─── Page extract ───
As somebody born and raised in the UK, Medellín surprised me. Unlike the melting pot of my home, Medellin’s people, belonging to the ethnic/geographic/cultural term Paisa, are paradoxically homogenous yet diverse at the same time.
How come these people are so remarkably different to Colombians from other cities like Bogota or Cartagena? These guys looked distinctive, sounded unique.
Just who were these people welcoming me into their gorgeous city?
Let’s answer that… In this article, we provide a comprehensive look at who, or what Paisas are. We’ll cover their territory, history, culture and more.
The term Paisa is an Abbreviation
‘Paisa‘ is an abbreviation of the Spanish word Paisano, meaning countryman. This is likely to derive from the livelihood of early settlers which consisted of working the land via means of agriculture, cattle ranching and gold mining. Oh, and we can’t forget coffee plantations!
Some contend that the word Paisa is actually a contraction of the words País A, or Pais Antioquia – meaning Country Antioquia.
What, or who, is a Paisa?
Paisa is a geographic, cultural and ethnic label referring to inhabitants from large swathes of Colombia. You may know them as the people of Medellín, but their reach actually spans across 6 departments – all of which dominated by the Andes. These are:
- Large parts of Antioquia
- North-western Tolima
- Parts of the Valle del Cauca.
Until 1905, the Paisa region was a defined administrative territory of the country, covering both Antioquia and the Coffee Axis.
In 1966, the Coffee Axis was divided into Risaralda, Caldas and Quindío. Since then, the Paisa region ceased to be an administrative division of the country.
Today, not all Paisas share the same administrative land however remain bound by a common culture, history and heritage.
It should be noted that Paisas are proud of their background. This is illustrated by the preference of Medellínenses (people from Medellín) to call themselves Paisas.
What is the history of Paisas?
Paisas are synonymous with much of Colombia’s mountainous Andes region. That is because its lush and nutrient dense landscapes attracted Spanish settlers. They saw opportunity in extracting gold and working the lands for cattle grazing. While goldmining has since dwindled, cattle ranches (rancheros) remain a significant economic activity for much of the territory. In response to a booming demand for coffee, the coffee axis now supplies 12% of the world’s Arabica coffee!
───
■ **Required action A**: In the article on Paisas, what does the Spanish word Paisano mean?
■ **Required action B**: Using the article on Paisas, explain why Paisas are so closely linked with Colombia's mountainous Andes region.
■ **Required action C**: Pick up the article on Paisas from its last sentence and carry it on.
The entries that come next are separate material and are not part of the article on Paisas.
─── Data under study ───
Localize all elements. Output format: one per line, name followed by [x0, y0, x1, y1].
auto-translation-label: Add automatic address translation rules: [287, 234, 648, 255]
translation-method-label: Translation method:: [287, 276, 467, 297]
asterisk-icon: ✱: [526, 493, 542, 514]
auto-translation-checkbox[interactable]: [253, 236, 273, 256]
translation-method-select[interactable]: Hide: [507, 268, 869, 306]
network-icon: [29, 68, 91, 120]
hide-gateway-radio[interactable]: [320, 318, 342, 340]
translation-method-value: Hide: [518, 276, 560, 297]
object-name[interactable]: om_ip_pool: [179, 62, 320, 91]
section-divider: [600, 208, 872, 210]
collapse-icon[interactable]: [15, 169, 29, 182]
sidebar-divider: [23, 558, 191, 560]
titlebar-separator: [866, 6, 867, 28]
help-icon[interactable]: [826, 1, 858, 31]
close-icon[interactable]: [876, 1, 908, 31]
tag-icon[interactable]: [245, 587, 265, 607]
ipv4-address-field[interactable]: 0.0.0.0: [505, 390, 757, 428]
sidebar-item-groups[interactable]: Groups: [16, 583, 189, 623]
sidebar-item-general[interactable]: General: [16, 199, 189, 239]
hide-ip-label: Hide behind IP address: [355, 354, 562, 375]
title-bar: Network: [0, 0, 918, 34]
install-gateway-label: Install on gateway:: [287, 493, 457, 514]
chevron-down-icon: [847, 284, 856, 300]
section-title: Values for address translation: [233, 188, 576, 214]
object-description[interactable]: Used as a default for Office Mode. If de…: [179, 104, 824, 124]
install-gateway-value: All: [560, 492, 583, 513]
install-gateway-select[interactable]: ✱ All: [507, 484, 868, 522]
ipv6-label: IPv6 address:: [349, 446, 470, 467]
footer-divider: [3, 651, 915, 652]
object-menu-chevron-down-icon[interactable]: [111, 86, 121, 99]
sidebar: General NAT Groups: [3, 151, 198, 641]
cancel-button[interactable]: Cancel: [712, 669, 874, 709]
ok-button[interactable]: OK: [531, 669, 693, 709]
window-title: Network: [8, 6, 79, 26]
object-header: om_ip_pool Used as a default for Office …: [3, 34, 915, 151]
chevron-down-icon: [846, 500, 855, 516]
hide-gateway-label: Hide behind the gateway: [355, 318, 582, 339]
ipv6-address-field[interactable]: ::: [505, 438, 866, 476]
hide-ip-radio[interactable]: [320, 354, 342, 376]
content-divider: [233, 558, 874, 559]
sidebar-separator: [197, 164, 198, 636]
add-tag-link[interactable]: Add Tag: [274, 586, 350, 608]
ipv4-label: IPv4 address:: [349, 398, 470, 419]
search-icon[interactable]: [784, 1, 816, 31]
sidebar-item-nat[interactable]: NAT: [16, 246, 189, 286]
───
■ **Written answer A**: Countryman.

■ **Written answer B**: The region's lush, nutrient-dense landscapes drew Spanish settlers. They saw a chance to extract gold and to work the land for cattle grazing.

■ **Written answer C**:
The biggest challenge faced by settlers was the inaccessibility and isolation of the mountain ranges. Until the 16th century, the land recognized as Antioquia by today’s standards was inhabited by Indo-American natives.
Pre-Columbian times, the Paisa territory was occupied by various indigenous tribes such as the Nutabes, Tahamíes and Quimbayas. As was typical during times of the Spanish Inquisition, years of territorial skirmishes occurred between these Amerindian tribes and European settlers.
By 1540, Spaniard Jorge Robledo marked his conquest with the founding of Cartago, a city located in the northern fringe of the Valle del Cauca. It is a mere 20-minute drive from the city of Pereira.
Just one year later, these European settlers would expand their footprint with the development of Arma, a city located at the banks of the Cauca River. On August 11, 1813 the former Province of Antioquia declared its independence from the Spanish crown, being an independent state from the rest of Nueva Granada for a few years. When it was reconquered by the Spanish and later incorporated into the nascent Republic of Colombia. Concurrently, this city would become its capital. Today, it is known as Santa Fe de Antioquia, although it is has since lost its status as the capital of Antioquia. Medellín has taken that title since 1826…
Why Paisas Have Distinctly European Attributes...
With the establishment of a new sovereign province, successive waves of migration ensued, predominately from the Iberian Peninsula. First to arrive in the 16th century were Spaniards from the Extremadura province in western Spain. Their early settlement influenced the names of some towns, including Medellín itself, which is derived from Medellín de Badajoz, a town in Extremadura.
It is posited that the ancestry of Paisas, including people from Medellín, derives predominately from Spaniards of the Extremadura region.
In addition, subsequent waves of migration from Andalucía and the Basque province are evident, particularly the latter. The ubiquity of Basque surnames amongst Paisas support the belief that the region holds one of the highest densities of Basque ancestry (in the Americas).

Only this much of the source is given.